Count how many lines of the data include "color". The answer is that number and nothing else.

__Records for the task__.
----------

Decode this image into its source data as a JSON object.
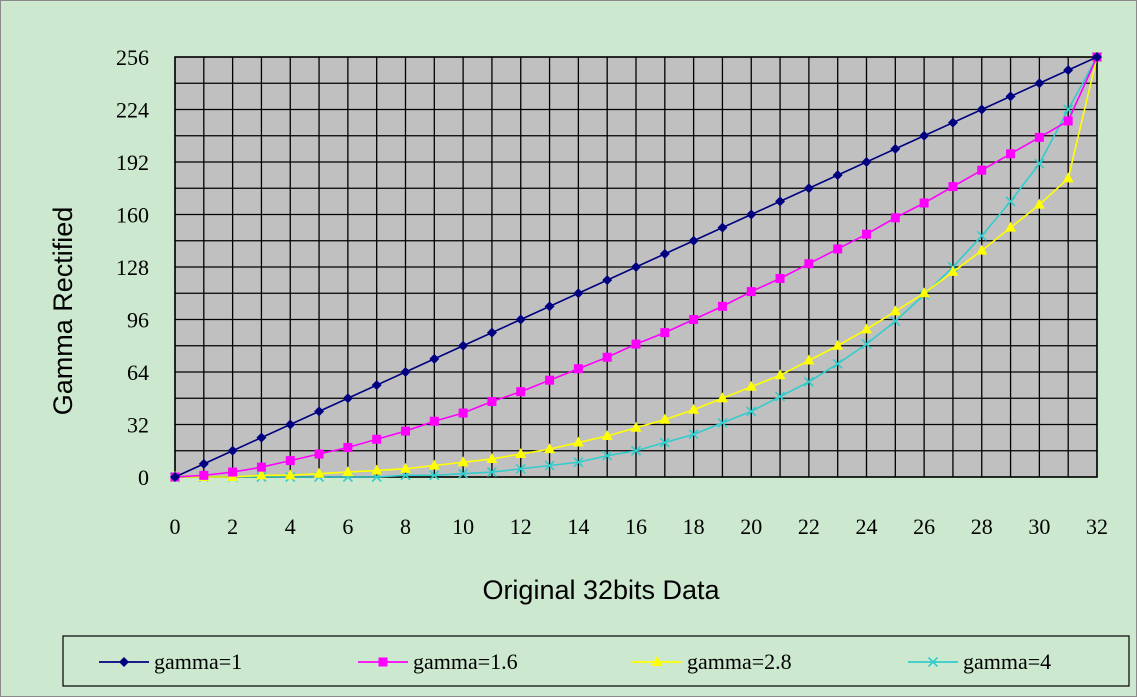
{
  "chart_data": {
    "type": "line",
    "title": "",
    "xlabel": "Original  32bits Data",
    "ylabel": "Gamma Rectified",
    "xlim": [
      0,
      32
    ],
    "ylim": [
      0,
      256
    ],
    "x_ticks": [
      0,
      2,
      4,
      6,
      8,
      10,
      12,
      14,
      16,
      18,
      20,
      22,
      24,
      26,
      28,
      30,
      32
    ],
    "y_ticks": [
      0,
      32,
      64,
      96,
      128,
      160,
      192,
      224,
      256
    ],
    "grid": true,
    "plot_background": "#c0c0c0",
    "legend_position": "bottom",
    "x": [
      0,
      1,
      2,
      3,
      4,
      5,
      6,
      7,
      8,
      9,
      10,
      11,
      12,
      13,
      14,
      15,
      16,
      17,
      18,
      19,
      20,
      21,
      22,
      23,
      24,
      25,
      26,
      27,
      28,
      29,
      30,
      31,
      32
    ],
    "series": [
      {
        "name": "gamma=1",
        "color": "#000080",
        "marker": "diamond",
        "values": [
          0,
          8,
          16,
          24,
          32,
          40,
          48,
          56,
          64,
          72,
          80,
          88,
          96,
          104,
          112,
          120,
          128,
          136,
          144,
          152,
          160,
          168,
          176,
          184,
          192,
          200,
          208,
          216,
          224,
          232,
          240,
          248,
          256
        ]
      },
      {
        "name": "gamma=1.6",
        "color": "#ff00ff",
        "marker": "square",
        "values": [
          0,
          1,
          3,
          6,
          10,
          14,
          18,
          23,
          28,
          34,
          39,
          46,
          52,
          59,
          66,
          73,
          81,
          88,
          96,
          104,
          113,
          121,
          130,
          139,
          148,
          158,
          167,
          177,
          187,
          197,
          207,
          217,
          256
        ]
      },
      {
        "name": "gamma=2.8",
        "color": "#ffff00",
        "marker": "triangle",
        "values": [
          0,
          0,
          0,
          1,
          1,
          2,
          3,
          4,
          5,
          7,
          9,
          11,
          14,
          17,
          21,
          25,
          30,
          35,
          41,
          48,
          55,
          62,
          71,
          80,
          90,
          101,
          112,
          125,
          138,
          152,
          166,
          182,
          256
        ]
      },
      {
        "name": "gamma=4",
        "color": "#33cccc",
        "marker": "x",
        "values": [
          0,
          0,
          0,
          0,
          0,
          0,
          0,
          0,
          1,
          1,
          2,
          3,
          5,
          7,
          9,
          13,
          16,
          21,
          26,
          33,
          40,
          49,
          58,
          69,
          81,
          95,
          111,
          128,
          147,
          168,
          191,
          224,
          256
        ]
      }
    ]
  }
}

----------

__Task result__.
4